__DATASET EXCERPTS__:
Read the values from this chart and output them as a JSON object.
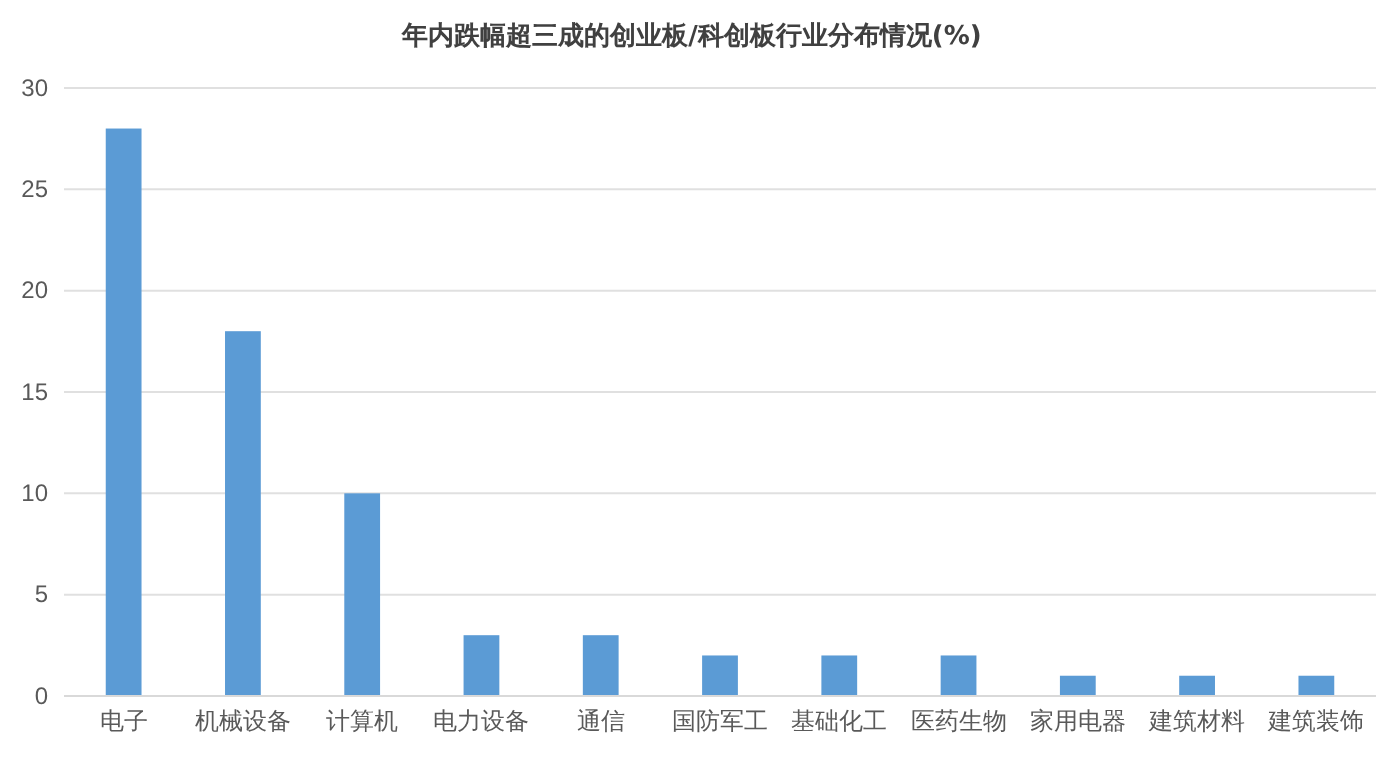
{
  "chart_data": {
    "type": "bar",
    "title": "年内跌幅超三成的创业板/科创板行业分布情况(%)",
    "categories": [
      "电子",
      "机械设备",
      "计算机",
      "电力设备",
      "通信",
      "国防军工",
      "基础化工",
      "医药生物",
      "家用电器",
      "建筑材料",
      "建筑装饰"
    ],
    "values": [
      28,
      18,
      10,
      3,
      3,
      2,
      2,
      2,
      1,
      1,
      1
    ],
    "color": "#5b9bd5",
    "ylim": [
      0,
      30
    ],
    "yticks": [
      0,
      5,
      10,
      15,
      20,
      25,
      30
    ],
    "grid": "y"
  }
}
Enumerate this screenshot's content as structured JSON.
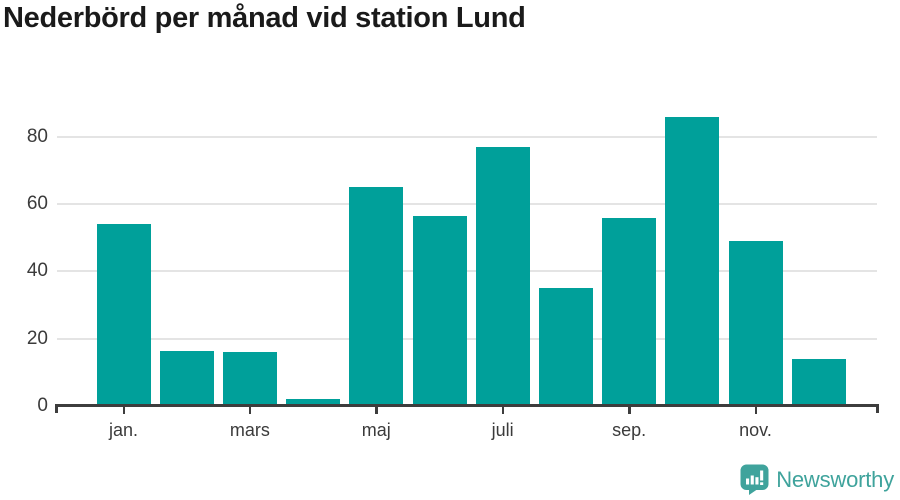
{
  "title": "Nederbörd per månad vid station Lund",
  "chart_data": {
    "type": "bar",
    "title": "Nederbörd per månad vid station Lund",
    "values": [
      54,
      16.5,
      16,
      2.2,
      65,
      56.5,
      77,
      35,
      56,
      86,
      49,
      14
    ],
    "x_tick_labels": [
      "jan.",
      "mars",
      "maj",
      "juli",
      "sep.",
      "nov."
    ],
    "x_tick_positions": [
      0,
      2,
      4,
      6,
      8,
      10
    ],
    "y_ticks": [
      0,
      20,
      40,
      60,
      80
    ],
    "ylim": [
      0,
      88
    ],
    "xlabel": "",
    "ylabel": "",
    "grid": "horizontal",
    "legend": "none",
    "bar_color": "#00a09a",
    "grid_color": "#e4e4e4",
    "axis_color": "#3d3d3d",
    "tick_label_color": "#3b3b3b"
  },
  "footer": {
    "brand": "Newsworthy",
    "brand_color": "#3fa39c",
    "icon": "newsworthy-bar-chart-speech-bubble-icon"
  }
}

__STATED TASK__:
Output, exactly, all the records above; include no pictures.

__WRITTEN RESPONSE__:
Read the values from this chart and output them as a JSON object.
{
  "chart_data": {
    "type": "bar",
    "title": "年内跌幅超三成的创业板/科创板行业分布情况(%)",
    "categories": [
      "电子",
      "机械设备",
      "计算机",
      "电力设备",
      "通信",
      "国防军工",
      "基础化工",
      "医药生物",
      "家用电器",
      "建筑材料",
      "建筑装饰"
    ],
    "values": [
      28,
      18,
      10,
      3,
      3,
      2,
      2,
      2,
      1,
      1,
      1
    ],
    "color": "#5b9bd5",
    "ylim": [
      0,
      30
    ],
    "yticks": [
      0,
      5,
      10,
      15,
      20,
      25,
      30
    ],
    "grid": "y"
  }
}
Enumerate this screenshot's content as structured JSON.
{
  "title": "Nederbörd per månad vid station Lund",
  "chart_data": {
    "type": "bar",
    "title": "Nederbörd per månad vid station Lund",
    "values": [
      54,
      16.5,
      16,
      2.2,
      65,
      56.5,
      77,
      35,
      56,
      86,
      49,
      14
    ],
    "x_tick_labels": [
      "jan.",
      "mars",
      "maj",
      "juli",
      "sep.",
      "nov."
    ],
    "x_tick_positions": [
      0,
      2,
      4,
      6,
      8,
      10
    ],
    "y_ticks": [
      0,
      20,
      40,
      60,
      80
    ],
    "ylim": [
      0,
      88
    ],
    "xlabel": "",
    "ylabel": "",
    "grid": "horizontal",
    "legend": "none",
    "bar_color": "#00a09a",
    "grid_color": "#e4e4e4",
    "axis_color": "#3d3d3d",
    "tick_label_color": "#3b3b3b"
  },
  "footer": {
    "brand": "Newsworthy",
    "brand_color": "#3fa39c",
    "icon": "newsworthy-bar-chart-speech-bubble-icon"
  }
}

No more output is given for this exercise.